## Problem statement
Scan the material that follows. Copy every line containing the word "dokumentu".

Some records:
>> Start

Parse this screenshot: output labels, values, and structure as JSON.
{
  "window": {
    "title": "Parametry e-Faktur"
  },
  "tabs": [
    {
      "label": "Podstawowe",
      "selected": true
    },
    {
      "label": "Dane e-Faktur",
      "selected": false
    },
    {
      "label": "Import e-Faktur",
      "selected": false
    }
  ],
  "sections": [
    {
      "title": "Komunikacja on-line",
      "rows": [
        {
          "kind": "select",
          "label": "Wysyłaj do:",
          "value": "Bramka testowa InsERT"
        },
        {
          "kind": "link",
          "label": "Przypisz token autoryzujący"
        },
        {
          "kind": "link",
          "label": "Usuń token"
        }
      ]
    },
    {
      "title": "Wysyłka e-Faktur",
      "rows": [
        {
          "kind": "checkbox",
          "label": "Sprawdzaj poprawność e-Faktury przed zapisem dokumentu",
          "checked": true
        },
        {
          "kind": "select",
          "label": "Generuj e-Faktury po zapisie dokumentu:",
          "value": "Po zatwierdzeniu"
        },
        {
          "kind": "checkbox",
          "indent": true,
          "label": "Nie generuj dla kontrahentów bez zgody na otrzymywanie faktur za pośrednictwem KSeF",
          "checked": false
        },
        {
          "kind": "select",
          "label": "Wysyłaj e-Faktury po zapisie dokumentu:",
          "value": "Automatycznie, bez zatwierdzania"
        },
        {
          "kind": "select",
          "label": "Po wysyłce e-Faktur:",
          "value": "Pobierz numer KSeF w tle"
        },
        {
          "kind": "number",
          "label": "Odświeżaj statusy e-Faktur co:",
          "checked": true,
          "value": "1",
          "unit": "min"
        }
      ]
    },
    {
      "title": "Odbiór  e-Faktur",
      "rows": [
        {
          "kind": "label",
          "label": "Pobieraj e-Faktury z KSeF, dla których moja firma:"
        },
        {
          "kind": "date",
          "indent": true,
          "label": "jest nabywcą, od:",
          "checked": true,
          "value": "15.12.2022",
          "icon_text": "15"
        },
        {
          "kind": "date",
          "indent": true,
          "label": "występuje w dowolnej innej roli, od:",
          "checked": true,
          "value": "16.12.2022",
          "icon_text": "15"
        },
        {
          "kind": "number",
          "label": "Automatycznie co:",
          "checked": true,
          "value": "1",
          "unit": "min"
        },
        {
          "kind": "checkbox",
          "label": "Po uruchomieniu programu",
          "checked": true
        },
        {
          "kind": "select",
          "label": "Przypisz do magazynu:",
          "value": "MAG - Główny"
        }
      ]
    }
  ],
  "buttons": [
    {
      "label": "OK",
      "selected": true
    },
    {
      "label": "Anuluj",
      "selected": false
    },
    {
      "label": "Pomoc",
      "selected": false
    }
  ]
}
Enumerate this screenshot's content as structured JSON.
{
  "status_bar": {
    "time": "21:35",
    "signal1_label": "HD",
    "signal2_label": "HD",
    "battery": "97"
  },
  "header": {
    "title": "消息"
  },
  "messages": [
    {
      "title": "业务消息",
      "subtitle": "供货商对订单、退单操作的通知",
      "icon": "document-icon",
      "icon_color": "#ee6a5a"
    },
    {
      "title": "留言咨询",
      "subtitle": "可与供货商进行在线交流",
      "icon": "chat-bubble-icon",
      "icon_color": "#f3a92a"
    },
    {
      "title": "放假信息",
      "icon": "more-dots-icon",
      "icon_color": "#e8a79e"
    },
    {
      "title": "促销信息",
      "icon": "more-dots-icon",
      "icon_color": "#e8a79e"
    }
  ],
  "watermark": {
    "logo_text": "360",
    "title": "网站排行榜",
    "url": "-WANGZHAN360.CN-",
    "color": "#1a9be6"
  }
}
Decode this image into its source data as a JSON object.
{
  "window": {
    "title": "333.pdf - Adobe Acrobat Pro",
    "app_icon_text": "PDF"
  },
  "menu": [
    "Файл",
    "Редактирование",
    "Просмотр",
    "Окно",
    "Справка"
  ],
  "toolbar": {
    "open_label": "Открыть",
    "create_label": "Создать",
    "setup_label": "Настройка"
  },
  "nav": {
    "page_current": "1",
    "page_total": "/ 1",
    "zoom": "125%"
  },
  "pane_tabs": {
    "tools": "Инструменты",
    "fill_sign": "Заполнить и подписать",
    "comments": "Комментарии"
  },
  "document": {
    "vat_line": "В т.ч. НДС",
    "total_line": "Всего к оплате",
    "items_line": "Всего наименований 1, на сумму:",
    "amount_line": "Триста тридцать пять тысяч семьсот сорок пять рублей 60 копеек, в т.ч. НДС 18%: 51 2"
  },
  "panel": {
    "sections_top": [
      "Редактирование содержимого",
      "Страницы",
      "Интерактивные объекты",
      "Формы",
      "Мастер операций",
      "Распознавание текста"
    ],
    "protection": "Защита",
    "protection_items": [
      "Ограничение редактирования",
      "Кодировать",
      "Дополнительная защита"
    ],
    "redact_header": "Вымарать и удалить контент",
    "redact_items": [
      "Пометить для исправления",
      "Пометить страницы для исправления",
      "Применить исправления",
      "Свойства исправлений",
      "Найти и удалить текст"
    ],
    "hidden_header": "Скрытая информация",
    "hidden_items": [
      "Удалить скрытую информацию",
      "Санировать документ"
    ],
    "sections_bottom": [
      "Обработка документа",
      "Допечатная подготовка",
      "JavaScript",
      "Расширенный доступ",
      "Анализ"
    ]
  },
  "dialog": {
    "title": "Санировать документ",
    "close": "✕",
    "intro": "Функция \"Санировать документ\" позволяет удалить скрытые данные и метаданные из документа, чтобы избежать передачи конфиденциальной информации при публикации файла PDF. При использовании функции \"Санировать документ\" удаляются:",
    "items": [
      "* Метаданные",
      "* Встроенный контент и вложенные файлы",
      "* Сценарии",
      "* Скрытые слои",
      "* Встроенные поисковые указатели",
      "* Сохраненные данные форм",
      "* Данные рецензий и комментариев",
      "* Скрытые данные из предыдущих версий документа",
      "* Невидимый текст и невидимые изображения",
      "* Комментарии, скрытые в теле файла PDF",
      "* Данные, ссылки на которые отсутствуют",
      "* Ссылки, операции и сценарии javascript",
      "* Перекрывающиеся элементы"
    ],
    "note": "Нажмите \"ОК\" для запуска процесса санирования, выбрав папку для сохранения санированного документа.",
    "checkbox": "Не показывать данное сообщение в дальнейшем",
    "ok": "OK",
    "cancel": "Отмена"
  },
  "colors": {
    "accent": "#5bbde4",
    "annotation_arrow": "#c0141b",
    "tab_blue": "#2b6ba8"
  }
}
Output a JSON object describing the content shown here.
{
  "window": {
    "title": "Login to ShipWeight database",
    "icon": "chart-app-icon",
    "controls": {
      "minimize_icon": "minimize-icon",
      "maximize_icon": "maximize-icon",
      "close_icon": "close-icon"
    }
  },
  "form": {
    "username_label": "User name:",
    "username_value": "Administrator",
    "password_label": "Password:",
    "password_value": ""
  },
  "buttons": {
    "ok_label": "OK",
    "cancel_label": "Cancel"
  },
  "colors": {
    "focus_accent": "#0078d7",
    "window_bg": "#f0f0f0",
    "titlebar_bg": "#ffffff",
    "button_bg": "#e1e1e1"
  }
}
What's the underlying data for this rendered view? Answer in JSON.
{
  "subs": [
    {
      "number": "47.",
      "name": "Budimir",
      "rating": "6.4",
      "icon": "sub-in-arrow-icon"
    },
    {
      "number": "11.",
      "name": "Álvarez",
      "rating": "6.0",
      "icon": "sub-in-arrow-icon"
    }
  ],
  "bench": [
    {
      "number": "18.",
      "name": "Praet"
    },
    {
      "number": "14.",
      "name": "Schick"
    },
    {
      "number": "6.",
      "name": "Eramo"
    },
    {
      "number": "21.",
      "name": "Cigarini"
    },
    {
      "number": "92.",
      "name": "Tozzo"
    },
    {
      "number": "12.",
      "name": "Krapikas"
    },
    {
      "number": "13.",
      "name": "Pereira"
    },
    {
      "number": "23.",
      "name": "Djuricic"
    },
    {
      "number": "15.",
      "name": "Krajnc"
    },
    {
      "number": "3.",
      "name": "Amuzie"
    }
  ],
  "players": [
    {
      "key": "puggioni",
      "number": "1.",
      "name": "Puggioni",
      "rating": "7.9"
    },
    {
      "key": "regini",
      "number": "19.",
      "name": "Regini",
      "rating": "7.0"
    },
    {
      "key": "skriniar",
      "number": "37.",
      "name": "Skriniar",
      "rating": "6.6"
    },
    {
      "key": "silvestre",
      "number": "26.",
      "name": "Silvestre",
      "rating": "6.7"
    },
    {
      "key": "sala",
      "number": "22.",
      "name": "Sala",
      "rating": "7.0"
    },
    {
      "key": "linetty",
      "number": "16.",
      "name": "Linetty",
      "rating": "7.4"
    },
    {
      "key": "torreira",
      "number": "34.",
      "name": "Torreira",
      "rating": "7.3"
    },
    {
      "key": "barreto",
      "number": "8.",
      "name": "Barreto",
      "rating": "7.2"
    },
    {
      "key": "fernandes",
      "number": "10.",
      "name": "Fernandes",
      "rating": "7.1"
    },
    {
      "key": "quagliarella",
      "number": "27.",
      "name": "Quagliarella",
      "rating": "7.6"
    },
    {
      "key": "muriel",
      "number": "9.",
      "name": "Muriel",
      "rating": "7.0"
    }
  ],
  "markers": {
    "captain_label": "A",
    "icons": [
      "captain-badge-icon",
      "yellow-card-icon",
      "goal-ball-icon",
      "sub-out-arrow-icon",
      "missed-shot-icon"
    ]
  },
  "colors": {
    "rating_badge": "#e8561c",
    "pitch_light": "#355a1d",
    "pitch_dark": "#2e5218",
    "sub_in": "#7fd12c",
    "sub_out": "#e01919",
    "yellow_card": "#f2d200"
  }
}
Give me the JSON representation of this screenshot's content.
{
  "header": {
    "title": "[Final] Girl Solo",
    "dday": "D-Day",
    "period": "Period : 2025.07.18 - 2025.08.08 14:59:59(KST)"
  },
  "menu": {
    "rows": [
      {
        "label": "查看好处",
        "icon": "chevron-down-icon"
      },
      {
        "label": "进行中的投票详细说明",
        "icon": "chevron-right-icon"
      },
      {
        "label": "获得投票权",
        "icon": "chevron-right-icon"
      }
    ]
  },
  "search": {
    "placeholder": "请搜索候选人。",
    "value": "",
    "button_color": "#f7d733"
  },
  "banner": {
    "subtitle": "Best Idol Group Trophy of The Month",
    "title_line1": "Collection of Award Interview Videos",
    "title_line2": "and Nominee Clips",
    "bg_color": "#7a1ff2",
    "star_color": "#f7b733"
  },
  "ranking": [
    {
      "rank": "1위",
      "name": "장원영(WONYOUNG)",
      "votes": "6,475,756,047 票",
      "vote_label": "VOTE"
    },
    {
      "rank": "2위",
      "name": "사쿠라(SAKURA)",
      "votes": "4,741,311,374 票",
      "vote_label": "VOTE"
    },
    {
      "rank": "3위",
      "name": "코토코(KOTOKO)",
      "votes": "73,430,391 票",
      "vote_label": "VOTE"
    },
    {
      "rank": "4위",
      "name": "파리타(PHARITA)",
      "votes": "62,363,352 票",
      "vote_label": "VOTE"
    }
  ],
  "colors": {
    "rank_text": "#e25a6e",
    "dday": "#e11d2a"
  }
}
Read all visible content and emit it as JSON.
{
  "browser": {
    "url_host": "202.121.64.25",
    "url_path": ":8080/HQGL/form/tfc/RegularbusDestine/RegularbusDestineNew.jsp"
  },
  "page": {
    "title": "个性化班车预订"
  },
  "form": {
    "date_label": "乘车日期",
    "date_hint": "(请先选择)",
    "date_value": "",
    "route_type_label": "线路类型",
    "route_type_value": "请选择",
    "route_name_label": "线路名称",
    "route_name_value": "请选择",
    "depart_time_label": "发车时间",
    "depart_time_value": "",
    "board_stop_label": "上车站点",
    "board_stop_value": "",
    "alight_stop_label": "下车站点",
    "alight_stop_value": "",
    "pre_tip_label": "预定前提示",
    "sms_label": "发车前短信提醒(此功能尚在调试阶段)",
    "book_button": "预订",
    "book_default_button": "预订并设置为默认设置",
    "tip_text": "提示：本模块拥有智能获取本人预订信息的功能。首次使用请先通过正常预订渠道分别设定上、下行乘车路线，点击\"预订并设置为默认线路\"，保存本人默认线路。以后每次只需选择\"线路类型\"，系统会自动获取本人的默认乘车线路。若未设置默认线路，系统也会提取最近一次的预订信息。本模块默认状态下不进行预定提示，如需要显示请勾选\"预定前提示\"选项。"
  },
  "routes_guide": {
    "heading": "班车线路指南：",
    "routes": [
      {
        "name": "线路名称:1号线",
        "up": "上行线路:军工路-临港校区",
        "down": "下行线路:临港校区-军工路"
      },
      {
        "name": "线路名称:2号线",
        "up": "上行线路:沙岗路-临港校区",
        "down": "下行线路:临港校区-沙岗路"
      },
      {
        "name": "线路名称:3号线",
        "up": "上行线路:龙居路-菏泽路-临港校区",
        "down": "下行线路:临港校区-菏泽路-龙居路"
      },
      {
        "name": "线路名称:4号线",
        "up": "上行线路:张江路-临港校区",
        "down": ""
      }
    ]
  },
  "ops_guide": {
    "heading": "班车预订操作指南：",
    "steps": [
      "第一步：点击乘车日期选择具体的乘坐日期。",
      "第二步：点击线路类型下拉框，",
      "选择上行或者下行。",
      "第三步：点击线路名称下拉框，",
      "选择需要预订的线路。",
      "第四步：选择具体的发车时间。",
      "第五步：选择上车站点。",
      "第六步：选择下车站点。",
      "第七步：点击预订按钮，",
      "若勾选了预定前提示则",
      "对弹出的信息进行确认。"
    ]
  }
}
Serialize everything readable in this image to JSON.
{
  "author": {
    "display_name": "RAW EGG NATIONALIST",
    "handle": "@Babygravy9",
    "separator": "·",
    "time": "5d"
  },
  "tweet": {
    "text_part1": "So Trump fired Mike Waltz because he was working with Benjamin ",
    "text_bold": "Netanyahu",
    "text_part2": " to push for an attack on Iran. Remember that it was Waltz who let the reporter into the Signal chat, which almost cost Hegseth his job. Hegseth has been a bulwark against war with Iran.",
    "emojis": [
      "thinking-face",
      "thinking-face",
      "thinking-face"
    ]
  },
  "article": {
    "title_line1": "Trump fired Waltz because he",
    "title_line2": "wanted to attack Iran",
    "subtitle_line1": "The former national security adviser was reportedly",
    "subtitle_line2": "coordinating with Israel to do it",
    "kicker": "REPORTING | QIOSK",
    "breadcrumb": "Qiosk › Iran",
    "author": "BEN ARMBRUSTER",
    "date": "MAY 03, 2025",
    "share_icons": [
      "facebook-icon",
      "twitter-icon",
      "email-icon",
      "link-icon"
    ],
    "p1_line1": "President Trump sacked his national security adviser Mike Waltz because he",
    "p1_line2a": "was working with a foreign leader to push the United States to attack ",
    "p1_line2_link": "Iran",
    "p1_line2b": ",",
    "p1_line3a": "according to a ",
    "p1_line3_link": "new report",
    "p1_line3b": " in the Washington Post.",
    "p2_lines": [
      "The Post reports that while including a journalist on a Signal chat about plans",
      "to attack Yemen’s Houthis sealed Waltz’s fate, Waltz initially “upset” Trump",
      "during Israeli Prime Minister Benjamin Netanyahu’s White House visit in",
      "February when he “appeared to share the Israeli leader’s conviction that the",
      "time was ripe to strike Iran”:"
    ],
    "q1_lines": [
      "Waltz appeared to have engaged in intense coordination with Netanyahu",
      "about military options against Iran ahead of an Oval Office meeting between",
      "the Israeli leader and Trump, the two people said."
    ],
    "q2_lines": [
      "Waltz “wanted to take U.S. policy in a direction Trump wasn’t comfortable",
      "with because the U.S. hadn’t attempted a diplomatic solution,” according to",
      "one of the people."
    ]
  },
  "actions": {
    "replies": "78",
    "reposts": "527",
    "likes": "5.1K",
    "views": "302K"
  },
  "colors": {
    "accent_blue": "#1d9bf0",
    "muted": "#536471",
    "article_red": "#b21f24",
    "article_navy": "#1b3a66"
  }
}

>> End

## Expected answer
          "label": "Sprawdzaj poprawność e-Faktury przed zapisem dokumentu",
          "label": "Generuj e-Faktury po zapisie dokumentu:",
          "label": "Wysyłaj e-Faktury po zapisie dokumentu:",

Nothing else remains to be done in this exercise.